■ THE EXERCISE ■
What is the number of lines in the data that hold the string "object"? Reply with that number only.

■ EXCERPTED DATA ■
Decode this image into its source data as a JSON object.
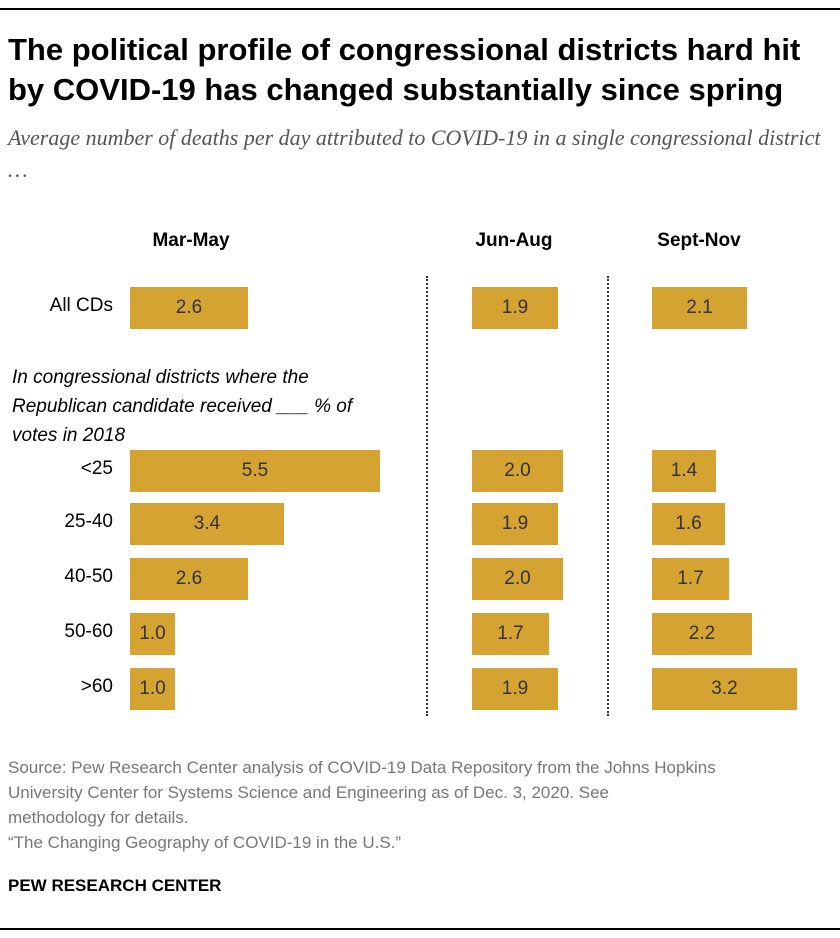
{
  "title": "The political profile of congressional districts hard hit by COVID-19 has changed substantially since spring",
  "subtitle": "Average number of deaths per day attributed to COVID-19 in a single congressional district …",
  "note": "In congressional districts where the Republican candidate received ___ % of votes in 2018",
  "source_lines": [
    "Source: Pew Research Center analysis of COVID-19 Data Repository from the Johns Hopkins",
    "University Center for Systems Science and Engineering as of Dec. 3, 2020. See",
    "methodology for details.",
    "“The Changing Geography of COVID-19 in the U.S.”"
  ],
  "brand": "PEW RESEARCH CENTER",
  "colors": {
    "bar": "#d5a332",
    "text": "#000000",
    "muted": "#777777"
  },
  "chart_data": {
    "type": "bar",
    "orientation": "horizontal",
    "panels": [
      "Mar-May",
      "Jun-Aug",
      "Sept-Nov"
    ],
    "categories": [
      "All CDs",
      "<25",
      "25-40",
      "40-50",
      "50-60",
      ">60"
    ],
    "series": [
      {
        "name": "Mar-May",
        "values": [
          2.6,
          5.5,
          3.4,
          2.6,
          1.0,
          1.0
        ]
      },
      {
        "name": "Jun-Aug",
        "values": [
          1.9,
          2.0,
          1.9,
          2.0,
          1.7,
          1.9
        ]
      },
      {
        "name": "Sept-Nov",
        "values": [
          2.1,
          1.4,
          1.6,
          1.7,
          2.2,
          3.2
        ]
      }
    ],
    "value_labels": [
      [
        "2.6",
        "5.5",
        "3.4",
        "2.6",
        "1.0",
        "1.0"
      ],
      [
        "1.9",
        "2.0",
        "1.9",
        "2.0",
        "1.7",
        "1.9"
      ],
      [
        "2.1",
        "1.4",
        "1.6",
        "1.7",
        "2.2",
        "3.2"
      ]
    ],
    "xlim": [
      0,
      5.5
    ],
    "grid": false,
    "legend": "none"
  }
}
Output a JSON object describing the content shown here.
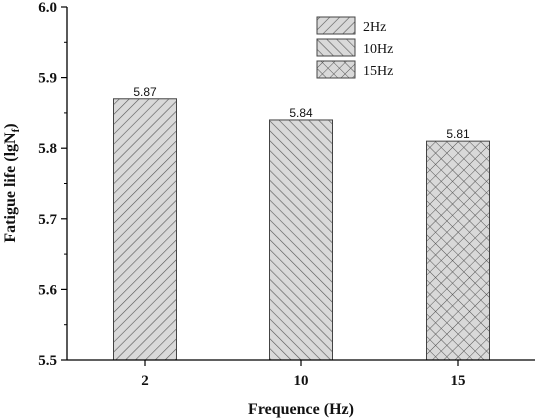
{
  "chart_data": {
    "type": "bar",
    "categories": [
      "2",
      "10",
      "15"
    ],
    "values": [
      5.87,
      5.84,
      5.81
    ],
    "value_labels": [
      "5.87",
      "5.84",
      "5.81"
    ],
    "series_names": [
      "2Hz",
      "10Hz",
      "15Hz"
    ],
    "patterns": [
      "diagonal-forward",
      "diagonal-backward",
      "crosshatch"
    ],
    "title": "",
    "xlabel": "Frequence (Hz)",
    "ylabel_main": "Fatigue life (lgN",
    "ylabel_sub": "f",
    "ylabel_close": ")",
    "ylim": [
      5.5,
      6.0
    ],
    "yticks": [
      5.5,
      5.6,
      5.7,
      5.8,
      5.9,
      6.0
    ],
    "ytick_labels": [
      "5.5",
      "5.6",
      "5.7",
      "5.8",
      "5.9",
      "6.0"
    ],
    "grid": false,
    "legend_position": "top-right",
    "colors": {
      "fill": "#d9d9d9",
      "hatch": "#555555",
      "axis": "#000000"
    }
  }
}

■ TASK OUTPUT ■
2